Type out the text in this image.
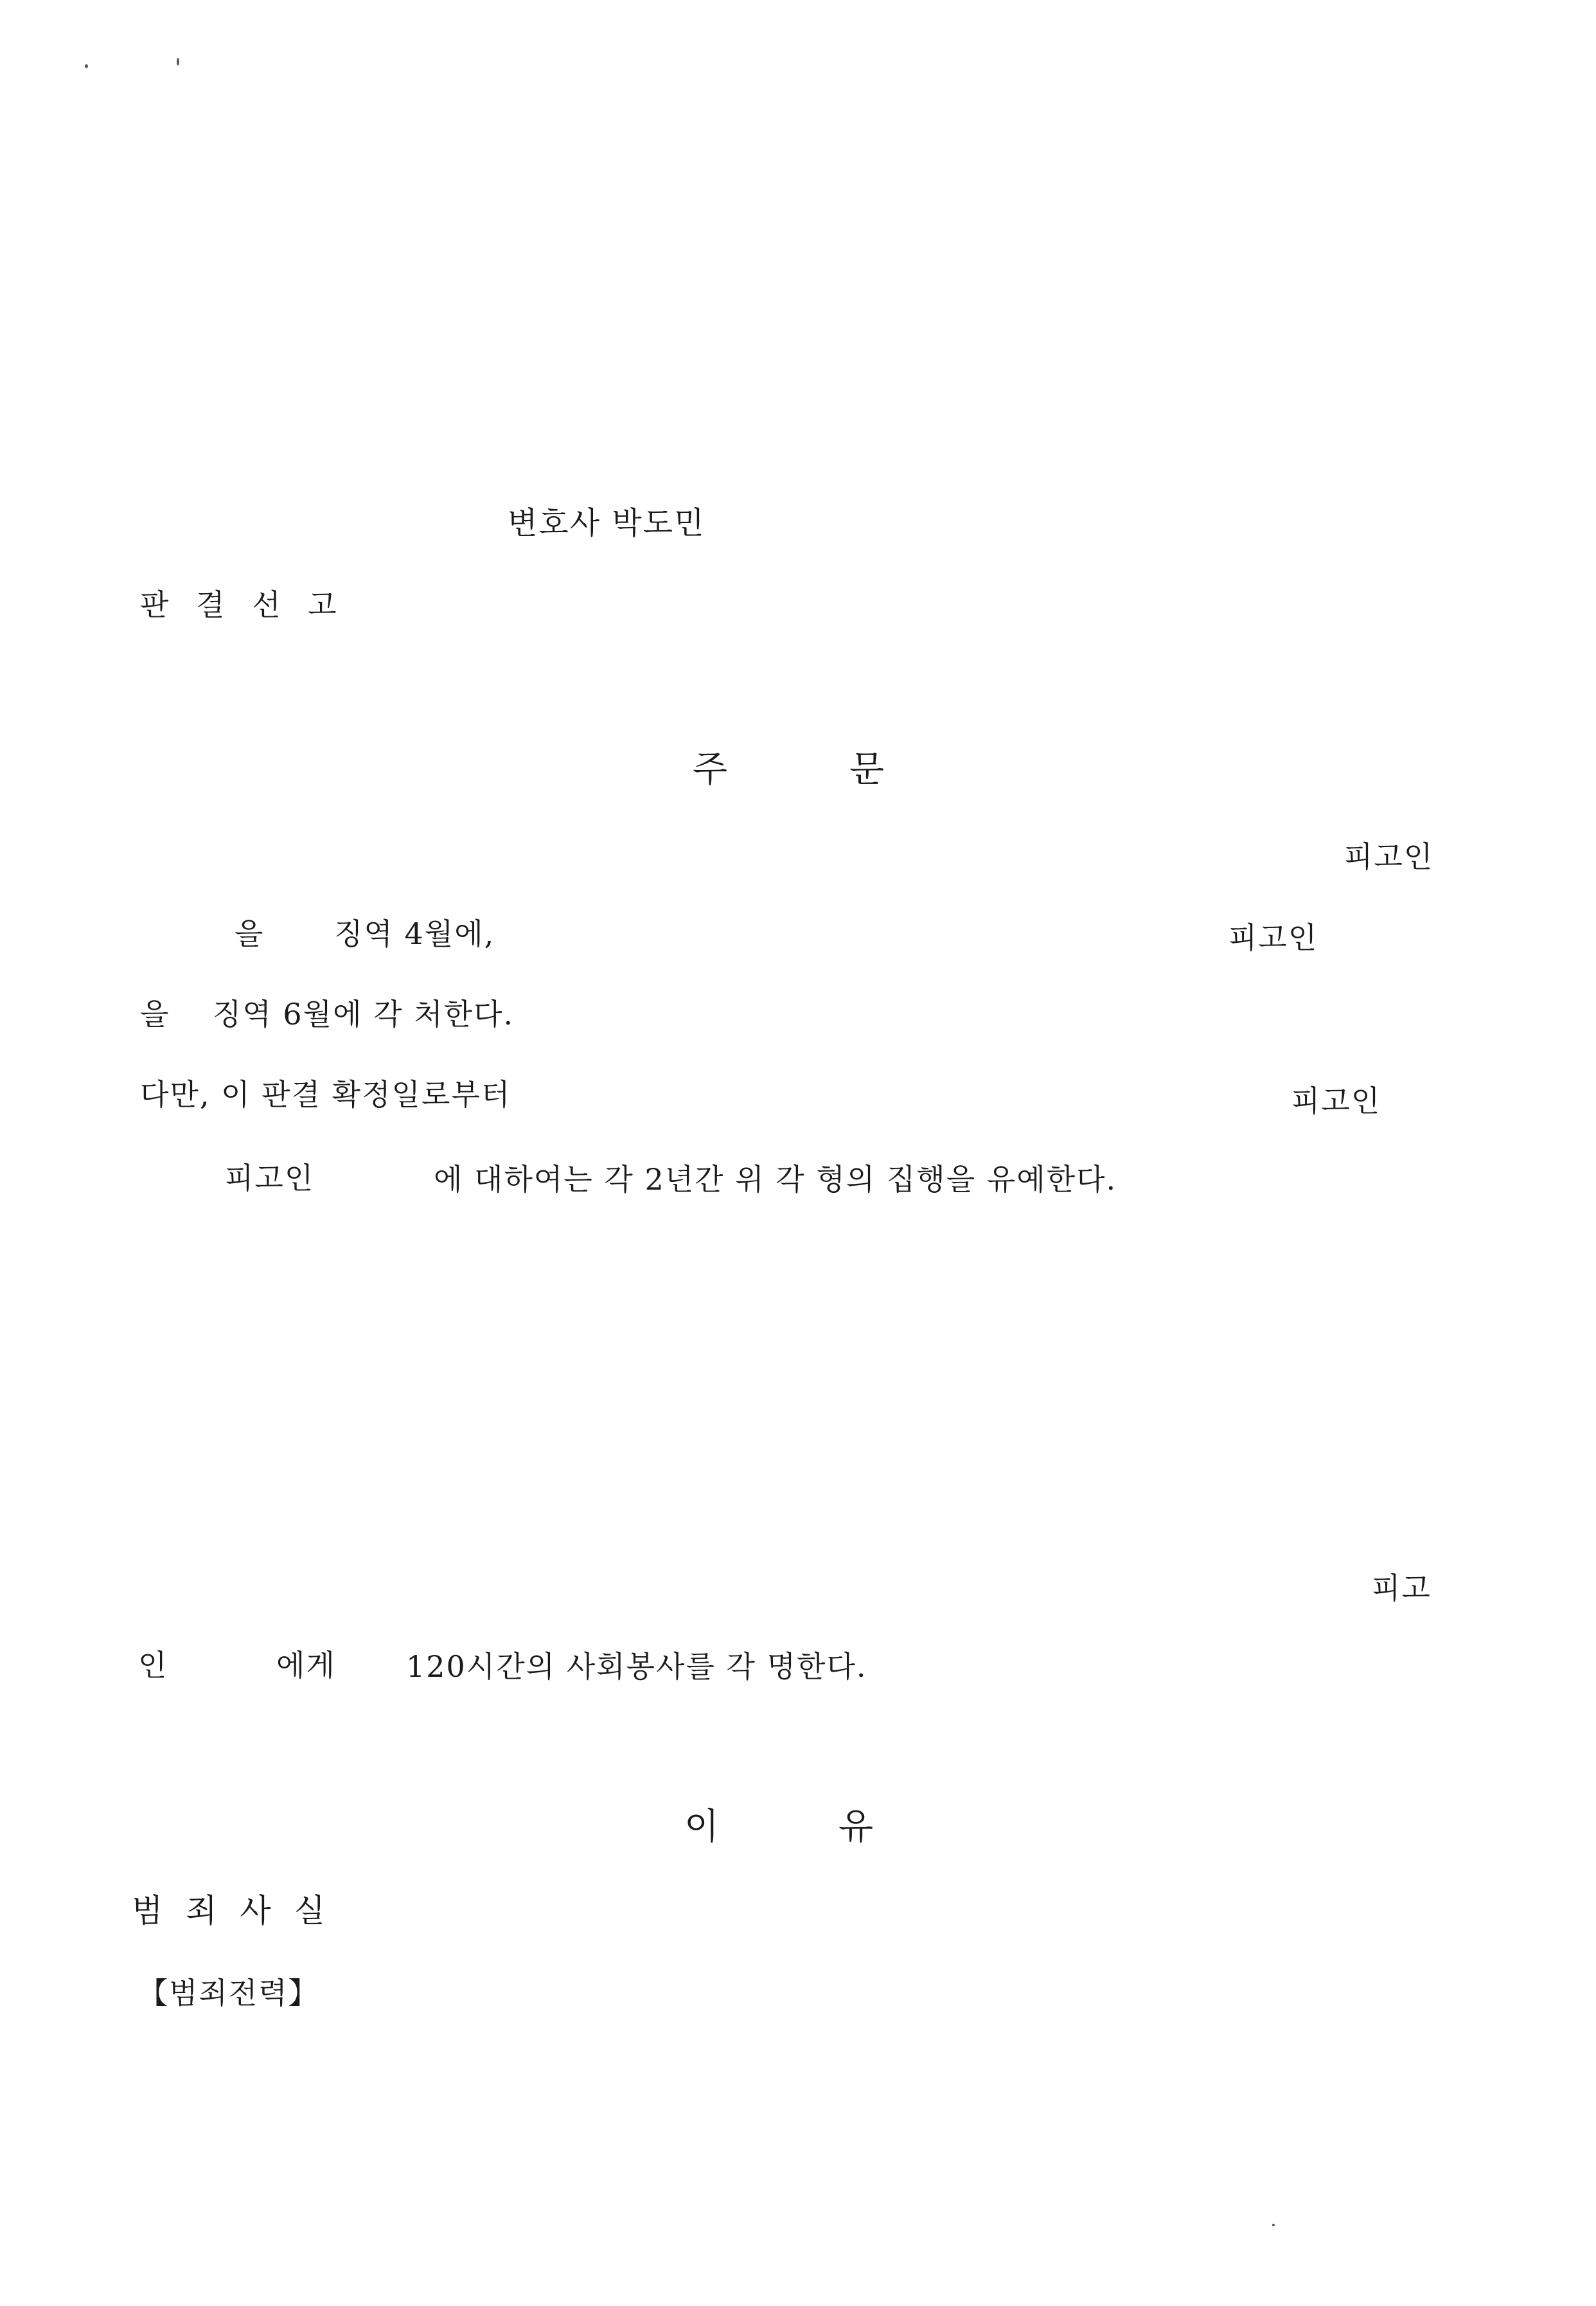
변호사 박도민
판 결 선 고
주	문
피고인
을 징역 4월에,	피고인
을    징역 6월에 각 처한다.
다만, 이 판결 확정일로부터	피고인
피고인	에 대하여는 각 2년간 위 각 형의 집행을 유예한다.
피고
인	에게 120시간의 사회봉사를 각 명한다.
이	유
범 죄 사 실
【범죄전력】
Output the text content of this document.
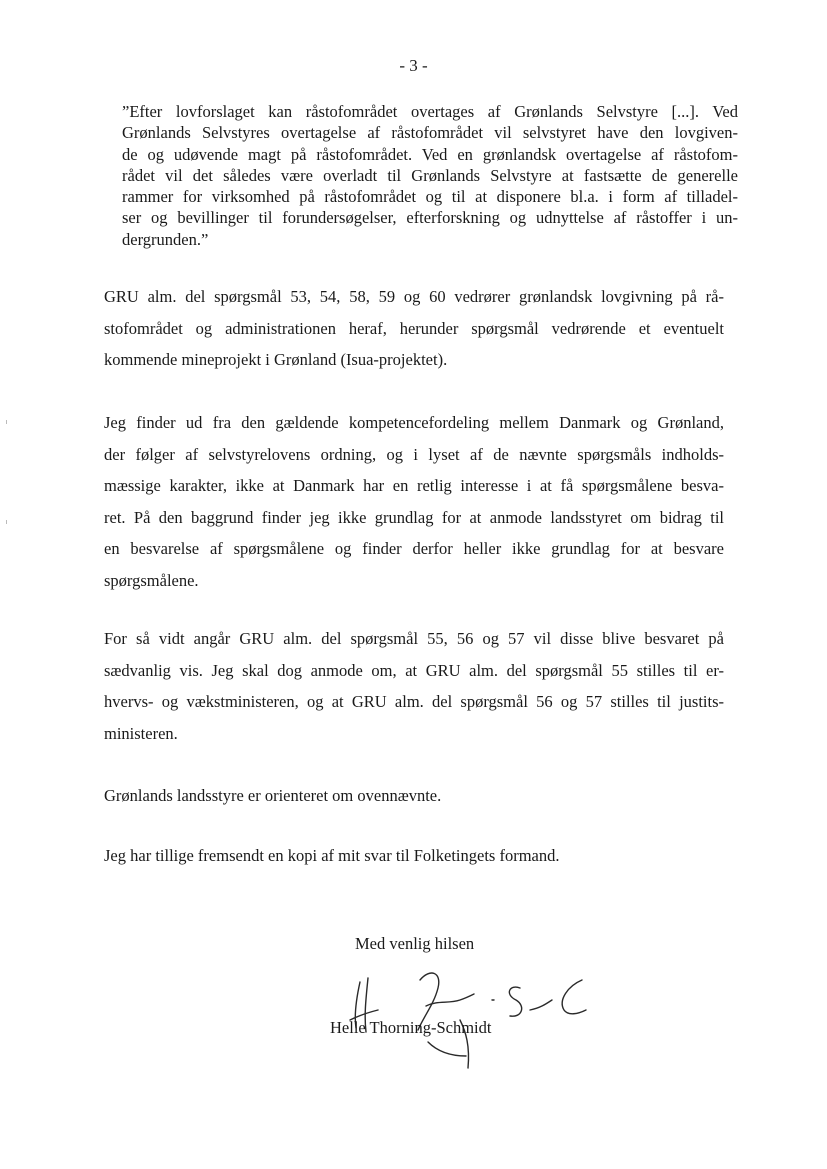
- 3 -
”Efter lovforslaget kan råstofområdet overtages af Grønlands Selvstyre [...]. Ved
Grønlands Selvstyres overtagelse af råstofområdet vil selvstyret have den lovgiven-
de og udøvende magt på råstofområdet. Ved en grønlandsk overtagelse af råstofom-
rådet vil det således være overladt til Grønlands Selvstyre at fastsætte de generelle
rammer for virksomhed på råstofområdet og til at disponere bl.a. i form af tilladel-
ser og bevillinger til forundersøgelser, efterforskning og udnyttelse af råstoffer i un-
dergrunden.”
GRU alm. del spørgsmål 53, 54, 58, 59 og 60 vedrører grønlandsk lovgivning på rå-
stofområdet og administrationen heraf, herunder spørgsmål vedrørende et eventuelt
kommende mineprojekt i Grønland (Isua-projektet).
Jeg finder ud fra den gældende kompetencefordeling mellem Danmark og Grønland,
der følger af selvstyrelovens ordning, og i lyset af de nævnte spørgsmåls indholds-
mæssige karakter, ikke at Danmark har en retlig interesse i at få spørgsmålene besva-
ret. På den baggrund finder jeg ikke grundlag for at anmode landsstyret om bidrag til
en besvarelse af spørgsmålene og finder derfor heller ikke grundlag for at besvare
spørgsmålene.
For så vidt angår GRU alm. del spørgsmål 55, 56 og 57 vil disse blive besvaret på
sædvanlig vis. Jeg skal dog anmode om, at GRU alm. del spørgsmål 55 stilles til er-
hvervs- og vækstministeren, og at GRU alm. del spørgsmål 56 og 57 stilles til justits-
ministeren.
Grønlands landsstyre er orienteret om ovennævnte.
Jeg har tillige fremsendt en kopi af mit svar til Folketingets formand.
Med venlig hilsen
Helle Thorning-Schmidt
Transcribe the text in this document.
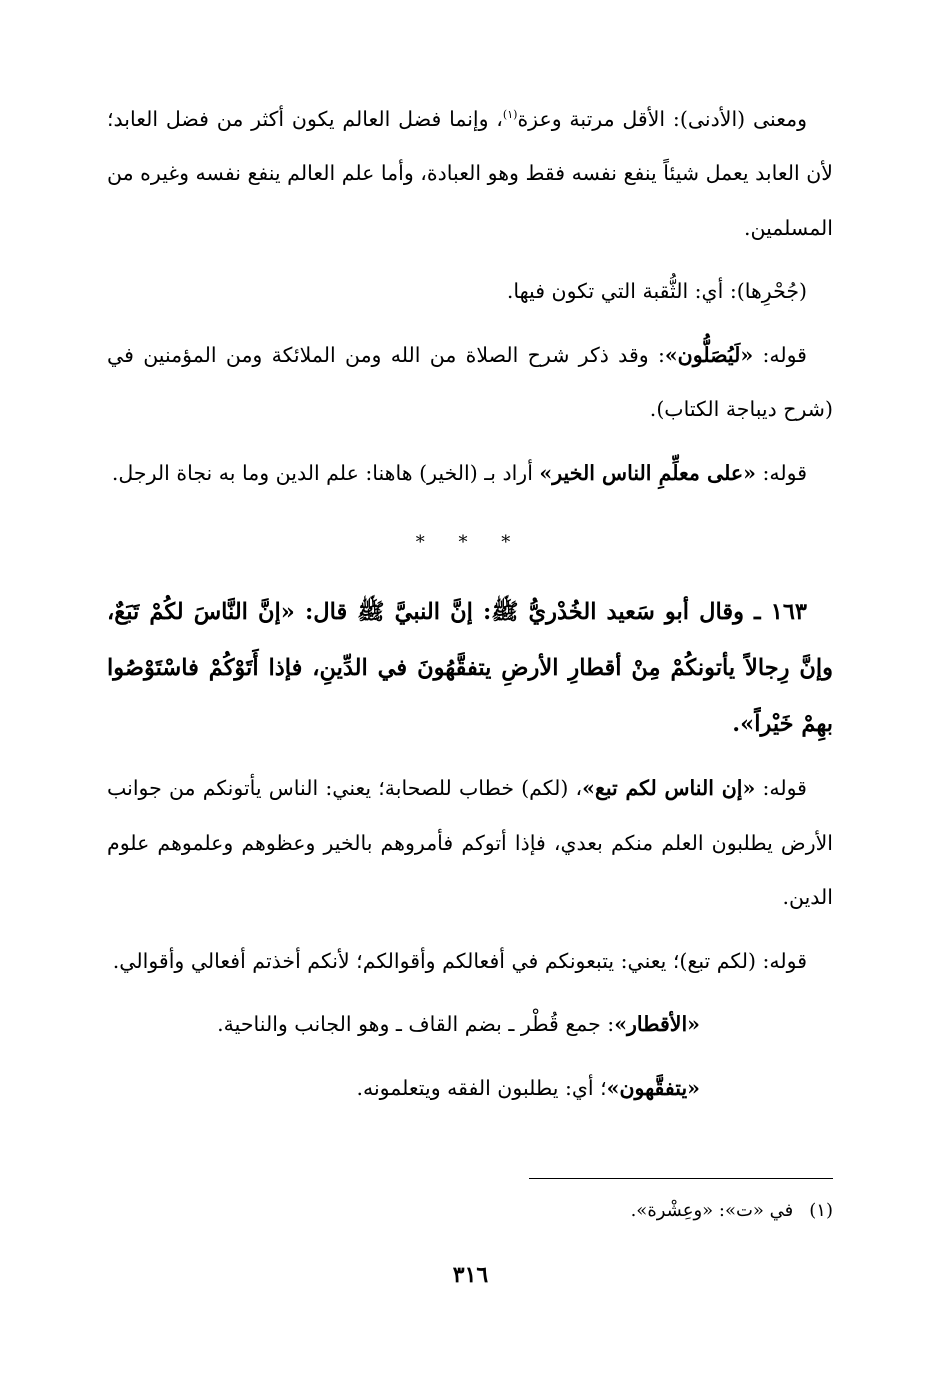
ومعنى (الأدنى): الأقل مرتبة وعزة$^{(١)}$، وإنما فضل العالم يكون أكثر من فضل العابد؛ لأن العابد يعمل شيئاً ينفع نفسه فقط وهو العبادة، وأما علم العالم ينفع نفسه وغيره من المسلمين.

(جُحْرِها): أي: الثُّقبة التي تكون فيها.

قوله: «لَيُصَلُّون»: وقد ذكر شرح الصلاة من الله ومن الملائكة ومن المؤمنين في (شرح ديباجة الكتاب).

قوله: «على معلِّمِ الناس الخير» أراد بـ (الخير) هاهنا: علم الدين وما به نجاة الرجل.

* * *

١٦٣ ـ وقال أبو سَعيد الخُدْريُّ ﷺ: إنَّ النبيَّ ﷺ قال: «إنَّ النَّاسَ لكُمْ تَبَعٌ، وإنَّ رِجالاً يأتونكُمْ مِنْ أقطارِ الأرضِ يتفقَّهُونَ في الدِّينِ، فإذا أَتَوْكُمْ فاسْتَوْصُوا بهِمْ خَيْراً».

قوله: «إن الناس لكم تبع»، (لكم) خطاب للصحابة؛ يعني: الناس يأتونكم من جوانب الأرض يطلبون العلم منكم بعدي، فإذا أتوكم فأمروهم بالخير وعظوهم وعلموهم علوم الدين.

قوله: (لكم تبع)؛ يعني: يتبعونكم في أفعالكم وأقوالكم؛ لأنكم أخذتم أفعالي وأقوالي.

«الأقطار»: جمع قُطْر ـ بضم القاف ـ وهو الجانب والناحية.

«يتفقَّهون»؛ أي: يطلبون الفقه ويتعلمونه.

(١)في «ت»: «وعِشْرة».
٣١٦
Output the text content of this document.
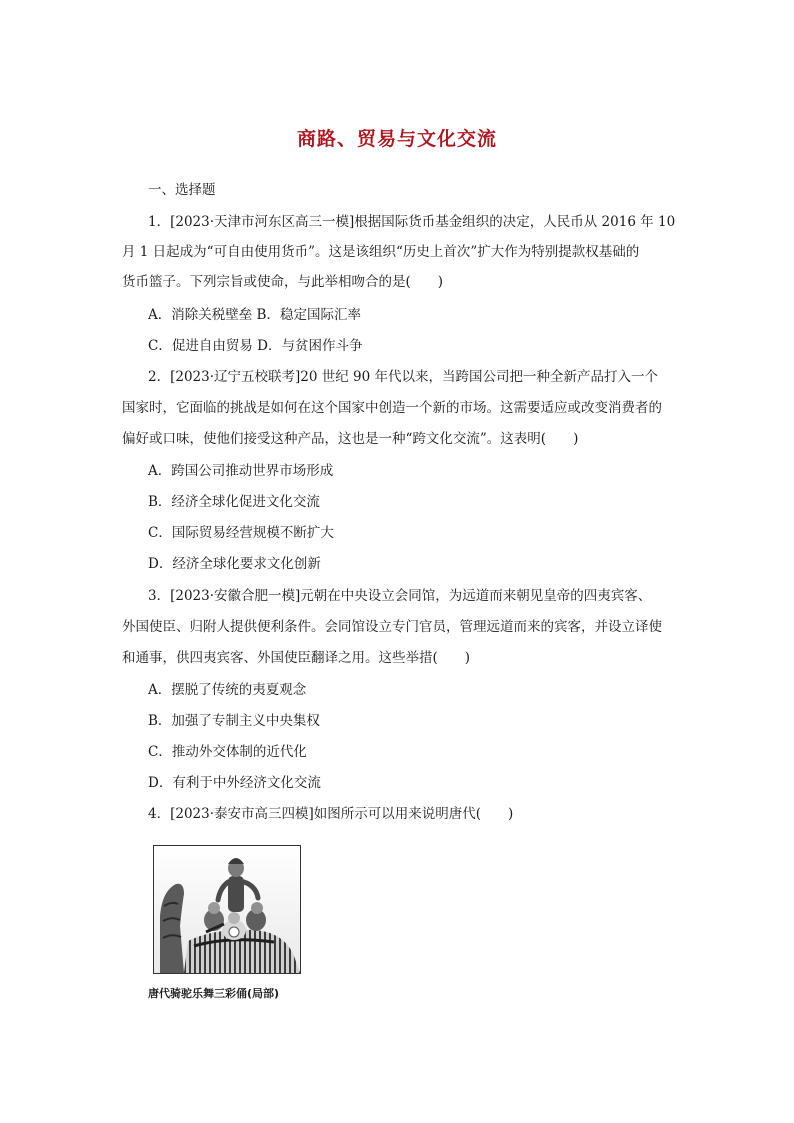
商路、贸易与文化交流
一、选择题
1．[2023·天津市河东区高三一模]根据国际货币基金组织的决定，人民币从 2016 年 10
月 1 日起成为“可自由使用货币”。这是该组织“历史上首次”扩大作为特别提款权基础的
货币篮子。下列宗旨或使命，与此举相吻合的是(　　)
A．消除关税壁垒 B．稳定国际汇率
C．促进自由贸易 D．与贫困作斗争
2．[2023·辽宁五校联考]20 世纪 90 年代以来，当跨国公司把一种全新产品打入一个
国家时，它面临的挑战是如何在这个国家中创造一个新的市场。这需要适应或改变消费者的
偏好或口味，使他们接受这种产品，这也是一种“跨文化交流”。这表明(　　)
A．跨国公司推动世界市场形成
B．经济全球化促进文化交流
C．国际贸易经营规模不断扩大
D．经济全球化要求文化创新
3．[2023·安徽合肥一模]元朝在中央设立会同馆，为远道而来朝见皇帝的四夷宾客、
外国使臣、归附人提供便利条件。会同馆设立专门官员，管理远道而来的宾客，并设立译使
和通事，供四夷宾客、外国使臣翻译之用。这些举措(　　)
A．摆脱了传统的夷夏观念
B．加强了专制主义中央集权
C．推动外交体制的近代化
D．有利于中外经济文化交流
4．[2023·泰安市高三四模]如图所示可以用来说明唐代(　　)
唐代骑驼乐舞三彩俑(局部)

Problem description:
Can you restate all the records above word for word while dropping the pictures?

Finished task:
Type out the text in this image.
변호사 박도민
판 결 선 고
주	문
피고인
을 징역 4월에,	피고인
을    징역 6월에 각 처한다.
다만, 이 판결 확정일로부터	피고인
피고인	에 대하여는 각 2년간 위 각 형의 집행을 유예한다.
피고
인	에게 120시간의 사회봉사를 각 명한다.
이	유
범 죄 사 실
【범죄전력】
Output the text content of this document.
- 3 -
”Efter lovforslaget kan råstofområdet overtages af Grønlands Selvstyre [...]. Ved
Grønlands Selvstyres overtagelse af råstofområdet vil selvstyret have den lovgiven-
de og udøvende magt på råstofområdet. Ved en grønlandsk overtagelse af råstofom-
rådet vil det således være overladt til Grønlands Selvstyre at fastsætte de generelle
rammer for virksomhed på råstofområdet og til at disponere bl.a. i form af tilladel-
ser og bevillinger til forundersøgelser, efterforskning og udnyttelse af råstoffer i un-
dergrunden.”
GRU alm. del spørgsmål 53, 54, 58, 59 og 60 vedrører grønlandsk lovgivning på rå-
stofområdet og administrationen heraf, herunder spørgsmål vedrørende et eventuelt
kommende mineprojekt i Grønland (Isua-projektet).
Jeg finder ud fra den gældende kompetencefordeling mellem Danmark og Grønland,
der følger af selvstyrelovens ordning, og i lyset af de nævnte spørgsmåls indholds-
mæssige karakter, ikke at Danmark har en retlig interesse i at få spørgsmålene besva-
ret. På den baggrund finder jeg ikke grundlag for at anmode landsstyret om bidrag til
en besvarelse af spørgsmålene og finder derfor heller ikke grundlag for at besvare
spørgsmålene.
For så vidt angår GRU alm. del spørgsmål 55, 56 og 57 vil disse blive besvaret på
sædvanlig vis. Jeg skal dog anmode om, at GRU alm. del spørgsmål 55 stilles til er-
hvervs- og vækstministeren, og at GRU alm. del spørgsmål 56 og 57 stilles til justits-
ministeren.
Grønlands landsstyre er orienteret om ovennævnte.
Jeg har tillige fremsendt en kopi af mit svar til Folketingets formand.
Med venlig hilsen
Helle Thorning-Schmidt
Transcribe the text in this document.
ومعنى (الأدنى): الأقل مرتبة وعزة$^{(١)}$، وإنما فضل العالم يكون أكثر من فضل العابد؛ لأن العابد يعمل شيئاً ينفع نفسه فقط وهو العبادة، وأما علم العالم ينفع نفسه وغيره من المسلمين.

(جُحْرِها): أي: الثُّقبة التي تكون فيها.

قوله: «لَيُصَلُّون»: وقد ذكر شرح الصلاة من الله ومن الملائكة ومن المؤمنين في (شرح ديباجة الكتاب).

قوله: «على معلِّمِ الناس الخير» أراد بـ (الخير) هاهنا: علم الدين وما به نجاة الرجل.

* * *

١٦٣ ـ وقال أبو سَعيد الخُدْريُّ ﷺ: إنَّ النبيَّ ﷺ قال: «إنَّ النَّاسَ لكُمْ تَبَعٌ، وإنَّ رِجالاً يأتونكُمْ مِنْ أقطارِ الأرضِ يتفقَّهُونَ في الدِّينِ، فإذا أَتَوْكُمْ فاسْتَوْصُوا بهِمْ خَيْراً».

قوله: «إن الناس لكم تبع»، (لكم) خطاب للصحابة؛ يعني: الناس يأتونكم من جوانب الأرض يطلبون العلم منكم بعدي، فإذا أتوكم فأمروهم بالخير وعظوهم وعلموهم علوم الدين.

قوله: (لكم تبع)؛ يعني: يتبعونكم في أفعالكم وأقوالكم؛ لأنكم أخذتم أفعالي وأقوالي.

«الأقطار»: جمع قُطْر ـ بضم القاف ـ وهو الجانب والناحية.

«يتفقَّهون»؛ أي: يطلبون الفقه ويتعلمونه.

(١)في «ت»: «وعِشْرة».
٣١٦
Output the text content of this document.
商路、贸易与文化交流
一、选择题
1．[2023·天津市河东区高三一模]根据国际货币基金组织的决定，人民币从 2016 年 10
月 1 日起成为“可自由使用货币”。这是该组织“历史上首次”扩大作为特别提款权基础的
货币篮子。下列宗旨或使命，与此举相吻合的是(　　)
A．消除关税壁垒 B．稳定国际汇率
C．促进自由贸易 D．与贫困作斗争
2．[2023·辽宁五校联考]20 世纪 90 年代以来，当跨国公司把一种全新产品打入一个
国家时，它面临的挑战是如何在这个国家中创造一个新的市场。这需要适应或改变消费者的
偏好或口味，使他们接受这种产品，这也是一种“跨文化交流”。这表明(　　)
A．跨国公司推动世界市场形成
B．经济全球化促进文化交流
C．国际贸易经营规模不断扩大
D．经济全球化要求文化创新
3．[2023·安徽合肥一模]元朝在中央设立会同馆，为远道而来朝见皇帝的四夷宾客、
外国使臣、归附人提供便利条件。会同馆设立专门官员，管理远道而来的宾客，并设立译使
和通事，供四夷宾客、外国使臣翻译之用。这些举措(　　)
A．摆脱了传统的夷夏观念
B．加强了专制主义中央集权
C．推动外交体制的近代化
D．有利于中外经济文化交流
4．[2023·泰安市高三四模]如图所示可以用来说明唐代(　　)
唐代骑驼乐舞三彩俑(局部)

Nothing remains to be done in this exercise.